> **What you are asked to do**
In the records below, find each line with the word "JSON" and copy it.

┄┄┄┄┄┄

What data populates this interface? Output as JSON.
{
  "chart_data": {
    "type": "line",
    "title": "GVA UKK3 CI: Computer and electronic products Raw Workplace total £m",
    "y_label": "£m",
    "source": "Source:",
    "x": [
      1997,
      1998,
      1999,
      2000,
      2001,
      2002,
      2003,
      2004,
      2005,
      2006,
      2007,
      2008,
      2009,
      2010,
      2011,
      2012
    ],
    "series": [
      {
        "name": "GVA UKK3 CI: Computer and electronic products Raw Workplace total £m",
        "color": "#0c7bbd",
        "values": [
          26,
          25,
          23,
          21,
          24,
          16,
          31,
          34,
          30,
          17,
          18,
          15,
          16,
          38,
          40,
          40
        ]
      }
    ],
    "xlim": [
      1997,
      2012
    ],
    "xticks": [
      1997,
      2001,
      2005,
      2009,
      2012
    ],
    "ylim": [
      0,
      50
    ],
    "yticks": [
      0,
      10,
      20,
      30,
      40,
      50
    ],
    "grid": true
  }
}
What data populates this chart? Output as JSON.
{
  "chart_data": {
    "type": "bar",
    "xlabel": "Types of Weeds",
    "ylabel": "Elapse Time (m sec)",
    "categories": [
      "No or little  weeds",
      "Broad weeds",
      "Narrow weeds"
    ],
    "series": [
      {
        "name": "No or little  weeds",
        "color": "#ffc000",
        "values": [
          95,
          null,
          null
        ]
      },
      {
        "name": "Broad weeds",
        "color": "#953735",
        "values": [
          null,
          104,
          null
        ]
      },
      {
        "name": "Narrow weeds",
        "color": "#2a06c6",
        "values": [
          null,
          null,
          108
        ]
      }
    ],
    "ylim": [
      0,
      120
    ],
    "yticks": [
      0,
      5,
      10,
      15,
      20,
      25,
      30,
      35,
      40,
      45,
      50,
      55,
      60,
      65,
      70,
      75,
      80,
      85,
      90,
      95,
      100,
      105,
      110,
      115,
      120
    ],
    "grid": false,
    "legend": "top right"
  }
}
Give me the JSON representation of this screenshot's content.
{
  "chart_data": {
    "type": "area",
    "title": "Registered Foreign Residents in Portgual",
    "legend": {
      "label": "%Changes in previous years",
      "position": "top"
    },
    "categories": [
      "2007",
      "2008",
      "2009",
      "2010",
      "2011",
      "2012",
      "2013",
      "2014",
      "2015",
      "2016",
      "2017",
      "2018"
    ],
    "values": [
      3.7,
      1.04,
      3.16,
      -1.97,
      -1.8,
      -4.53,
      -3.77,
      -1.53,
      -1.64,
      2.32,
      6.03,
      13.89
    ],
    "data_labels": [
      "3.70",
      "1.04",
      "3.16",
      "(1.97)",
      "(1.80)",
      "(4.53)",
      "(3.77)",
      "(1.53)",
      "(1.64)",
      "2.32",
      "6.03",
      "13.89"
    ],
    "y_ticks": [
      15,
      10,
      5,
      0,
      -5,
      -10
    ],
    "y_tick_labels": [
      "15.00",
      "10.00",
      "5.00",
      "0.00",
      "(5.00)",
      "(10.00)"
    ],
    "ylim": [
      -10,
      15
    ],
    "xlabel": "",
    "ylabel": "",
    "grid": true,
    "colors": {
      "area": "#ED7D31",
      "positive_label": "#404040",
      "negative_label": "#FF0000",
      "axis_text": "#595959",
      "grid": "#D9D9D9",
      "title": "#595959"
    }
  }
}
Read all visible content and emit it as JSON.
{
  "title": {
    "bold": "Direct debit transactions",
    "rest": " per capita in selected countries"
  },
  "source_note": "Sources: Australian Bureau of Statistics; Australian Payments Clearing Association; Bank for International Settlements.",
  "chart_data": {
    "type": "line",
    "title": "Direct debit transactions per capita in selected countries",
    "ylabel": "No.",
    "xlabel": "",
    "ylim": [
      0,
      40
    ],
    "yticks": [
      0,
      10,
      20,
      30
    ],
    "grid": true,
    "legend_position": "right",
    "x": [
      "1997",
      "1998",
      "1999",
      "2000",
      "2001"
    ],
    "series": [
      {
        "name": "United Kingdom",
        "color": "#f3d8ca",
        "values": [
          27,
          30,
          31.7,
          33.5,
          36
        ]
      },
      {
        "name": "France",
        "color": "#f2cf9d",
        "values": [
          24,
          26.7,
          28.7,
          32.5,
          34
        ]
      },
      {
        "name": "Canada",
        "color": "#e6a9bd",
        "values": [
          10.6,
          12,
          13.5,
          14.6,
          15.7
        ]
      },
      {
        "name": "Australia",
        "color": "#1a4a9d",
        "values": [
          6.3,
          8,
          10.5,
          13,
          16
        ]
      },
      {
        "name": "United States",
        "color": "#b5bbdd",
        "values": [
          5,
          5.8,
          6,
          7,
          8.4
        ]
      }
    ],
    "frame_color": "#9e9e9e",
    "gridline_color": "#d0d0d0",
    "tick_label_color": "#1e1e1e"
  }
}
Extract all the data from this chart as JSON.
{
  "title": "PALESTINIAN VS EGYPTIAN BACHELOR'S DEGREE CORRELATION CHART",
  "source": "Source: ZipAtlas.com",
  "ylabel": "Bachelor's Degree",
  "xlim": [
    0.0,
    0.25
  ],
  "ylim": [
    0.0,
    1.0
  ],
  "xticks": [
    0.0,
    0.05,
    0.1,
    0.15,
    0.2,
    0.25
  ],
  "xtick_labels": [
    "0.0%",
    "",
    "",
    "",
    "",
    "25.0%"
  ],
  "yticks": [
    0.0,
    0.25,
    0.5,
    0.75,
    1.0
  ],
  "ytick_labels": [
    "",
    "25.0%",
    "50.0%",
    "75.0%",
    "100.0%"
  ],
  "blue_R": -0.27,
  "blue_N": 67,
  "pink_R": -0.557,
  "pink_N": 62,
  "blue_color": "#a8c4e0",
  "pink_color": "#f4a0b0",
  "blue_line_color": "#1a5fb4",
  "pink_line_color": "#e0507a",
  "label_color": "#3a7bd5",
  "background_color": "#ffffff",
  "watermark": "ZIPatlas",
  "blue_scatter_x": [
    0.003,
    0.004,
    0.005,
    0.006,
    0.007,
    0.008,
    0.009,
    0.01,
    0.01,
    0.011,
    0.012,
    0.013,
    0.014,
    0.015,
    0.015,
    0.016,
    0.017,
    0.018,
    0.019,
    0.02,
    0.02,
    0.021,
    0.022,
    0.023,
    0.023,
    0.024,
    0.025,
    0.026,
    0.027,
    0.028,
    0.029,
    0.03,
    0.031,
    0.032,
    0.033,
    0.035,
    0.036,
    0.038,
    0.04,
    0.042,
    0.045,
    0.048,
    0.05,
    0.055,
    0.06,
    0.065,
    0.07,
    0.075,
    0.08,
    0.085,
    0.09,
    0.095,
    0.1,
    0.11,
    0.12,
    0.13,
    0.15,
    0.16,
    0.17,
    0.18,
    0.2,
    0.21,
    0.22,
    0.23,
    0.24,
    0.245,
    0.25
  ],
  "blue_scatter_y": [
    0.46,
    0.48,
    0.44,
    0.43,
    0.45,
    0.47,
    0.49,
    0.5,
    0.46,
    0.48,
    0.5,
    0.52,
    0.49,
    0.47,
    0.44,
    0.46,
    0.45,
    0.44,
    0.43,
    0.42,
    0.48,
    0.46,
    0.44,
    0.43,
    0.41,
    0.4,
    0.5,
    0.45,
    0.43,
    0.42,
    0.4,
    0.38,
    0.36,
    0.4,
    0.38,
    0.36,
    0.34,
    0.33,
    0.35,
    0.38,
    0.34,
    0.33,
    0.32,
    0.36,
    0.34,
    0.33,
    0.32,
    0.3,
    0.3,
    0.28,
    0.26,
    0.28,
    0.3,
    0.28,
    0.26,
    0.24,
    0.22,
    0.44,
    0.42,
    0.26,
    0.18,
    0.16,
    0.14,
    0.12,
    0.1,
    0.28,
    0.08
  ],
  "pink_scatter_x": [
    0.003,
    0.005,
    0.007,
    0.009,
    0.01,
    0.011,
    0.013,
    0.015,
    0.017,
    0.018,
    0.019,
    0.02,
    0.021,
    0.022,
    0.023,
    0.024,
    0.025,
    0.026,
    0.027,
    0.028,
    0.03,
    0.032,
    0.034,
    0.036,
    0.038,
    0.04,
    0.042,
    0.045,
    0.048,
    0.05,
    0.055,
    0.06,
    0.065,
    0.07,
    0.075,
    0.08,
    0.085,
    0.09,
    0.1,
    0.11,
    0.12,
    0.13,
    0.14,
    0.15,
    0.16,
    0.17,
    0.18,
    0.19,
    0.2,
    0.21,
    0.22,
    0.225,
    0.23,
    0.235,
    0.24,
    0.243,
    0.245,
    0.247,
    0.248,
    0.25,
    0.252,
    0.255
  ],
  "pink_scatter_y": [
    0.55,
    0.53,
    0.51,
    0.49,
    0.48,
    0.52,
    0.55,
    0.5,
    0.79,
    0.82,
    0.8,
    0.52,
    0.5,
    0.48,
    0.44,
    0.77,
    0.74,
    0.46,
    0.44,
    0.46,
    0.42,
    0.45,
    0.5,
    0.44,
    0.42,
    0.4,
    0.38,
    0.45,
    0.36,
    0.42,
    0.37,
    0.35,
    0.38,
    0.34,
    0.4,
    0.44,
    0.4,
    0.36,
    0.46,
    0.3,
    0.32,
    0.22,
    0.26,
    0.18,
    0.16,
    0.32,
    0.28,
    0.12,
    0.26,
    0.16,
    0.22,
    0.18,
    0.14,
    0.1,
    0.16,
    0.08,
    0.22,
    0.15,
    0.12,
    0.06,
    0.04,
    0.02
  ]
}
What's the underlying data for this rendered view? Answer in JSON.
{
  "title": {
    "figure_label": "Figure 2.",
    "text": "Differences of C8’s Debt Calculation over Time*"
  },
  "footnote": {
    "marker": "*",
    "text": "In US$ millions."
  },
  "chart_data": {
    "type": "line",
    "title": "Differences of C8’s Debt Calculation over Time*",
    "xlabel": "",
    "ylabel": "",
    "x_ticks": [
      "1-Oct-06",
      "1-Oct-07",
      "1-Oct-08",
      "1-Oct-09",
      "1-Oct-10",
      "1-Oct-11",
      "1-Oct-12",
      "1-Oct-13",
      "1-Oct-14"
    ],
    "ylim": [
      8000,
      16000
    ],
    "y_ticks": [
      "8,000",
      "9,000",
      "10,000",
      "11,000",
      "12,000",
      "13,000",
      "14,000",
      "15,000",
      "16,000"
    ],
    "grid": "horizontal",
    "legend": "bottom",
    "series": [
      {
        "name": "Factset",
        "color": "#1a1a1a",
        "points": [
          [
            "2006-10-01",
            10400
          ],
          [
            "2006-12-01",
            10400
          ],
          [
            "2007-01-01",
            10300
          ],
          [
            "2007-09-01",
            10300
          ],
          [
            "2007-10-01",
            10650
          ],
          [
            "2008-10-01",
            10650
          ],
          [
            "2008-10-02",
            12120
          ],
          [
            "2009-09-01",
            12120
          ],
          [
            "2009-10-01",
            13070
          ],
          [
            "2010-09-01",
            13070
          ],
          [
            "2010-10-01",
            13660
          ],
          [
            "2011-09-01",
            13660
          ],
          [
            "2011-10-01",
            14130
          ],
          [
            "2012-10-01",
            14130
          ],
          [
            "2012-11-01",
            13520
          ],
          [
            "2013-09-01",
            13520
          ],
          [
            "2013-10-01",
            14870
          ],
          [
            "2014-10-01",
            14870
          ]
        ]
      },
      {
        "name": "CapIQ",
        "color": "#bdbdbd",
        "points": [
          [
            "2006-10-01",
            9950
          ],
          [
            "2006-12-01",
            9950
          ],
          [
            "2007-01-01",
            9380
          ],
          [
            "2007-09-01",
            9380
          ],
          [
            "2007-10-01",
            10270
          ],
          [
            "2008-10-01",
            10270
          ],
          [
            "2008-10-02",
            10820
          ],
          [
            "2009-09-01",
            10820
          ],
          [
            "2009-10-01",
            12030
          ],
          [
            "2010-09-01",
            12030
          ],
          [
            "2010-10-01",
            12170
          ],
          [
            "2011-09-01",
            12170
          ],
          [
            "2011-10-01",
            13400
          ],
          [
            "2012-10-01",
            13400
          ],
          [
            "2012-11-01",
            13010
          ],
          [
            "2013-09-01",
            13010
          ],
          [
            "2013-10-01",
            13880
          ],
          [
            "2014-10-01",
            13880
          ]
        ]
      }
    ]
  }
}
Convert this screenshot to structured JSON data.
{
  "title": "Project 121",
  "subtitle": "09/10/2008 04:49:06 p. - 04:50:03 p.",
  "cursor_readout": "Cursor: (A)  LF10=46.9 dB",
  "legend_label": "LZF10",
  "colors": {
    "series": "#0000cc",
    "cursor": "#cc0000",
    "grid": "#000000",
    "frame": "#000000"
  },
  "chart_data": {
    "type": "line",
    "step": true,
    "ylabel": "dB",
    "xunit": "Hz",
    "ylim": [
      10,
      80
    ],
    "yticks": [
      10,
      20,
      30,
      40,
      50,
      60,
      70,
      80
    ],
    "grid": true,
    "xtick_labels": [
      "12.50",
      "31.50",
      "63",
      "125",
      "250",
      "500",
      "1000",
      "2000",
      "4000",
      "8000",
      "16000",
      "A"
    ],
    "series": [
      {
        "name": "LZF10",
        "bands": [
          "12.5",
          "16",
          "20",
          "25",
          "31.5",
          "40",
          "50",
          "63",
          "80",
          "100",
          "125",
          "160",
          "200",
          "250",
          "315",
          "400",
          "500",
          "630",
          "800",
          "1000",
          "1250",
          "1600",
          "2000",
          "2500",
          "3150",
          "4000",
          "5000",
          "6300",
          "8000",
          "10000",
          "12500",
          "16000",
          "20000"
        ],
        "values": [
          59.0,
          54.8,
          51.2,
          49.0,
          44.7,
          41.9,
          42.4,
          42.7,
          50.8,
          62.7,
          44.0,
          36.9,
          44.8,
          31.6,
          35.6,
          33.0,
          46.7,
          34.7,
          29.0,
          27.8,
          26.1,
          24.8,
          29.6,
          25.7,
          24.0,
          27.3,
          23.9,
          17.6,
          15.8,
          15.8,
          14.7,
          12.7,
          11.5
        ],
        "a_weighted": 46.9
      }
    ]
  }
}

┄┄┄┄┄┄

> **Completed exercise**
What data populates this interface? Output as JSON.
What data populates this chart? Output as JSON.
Give me the JSON representation of this screenshot's content.
Read all visible content and emit it as JSON.
Extract all the data from this chart as JSON.
What's the underlying data for this rendered view? Answer in JSON.
Convert this screenshot to structured JSON data.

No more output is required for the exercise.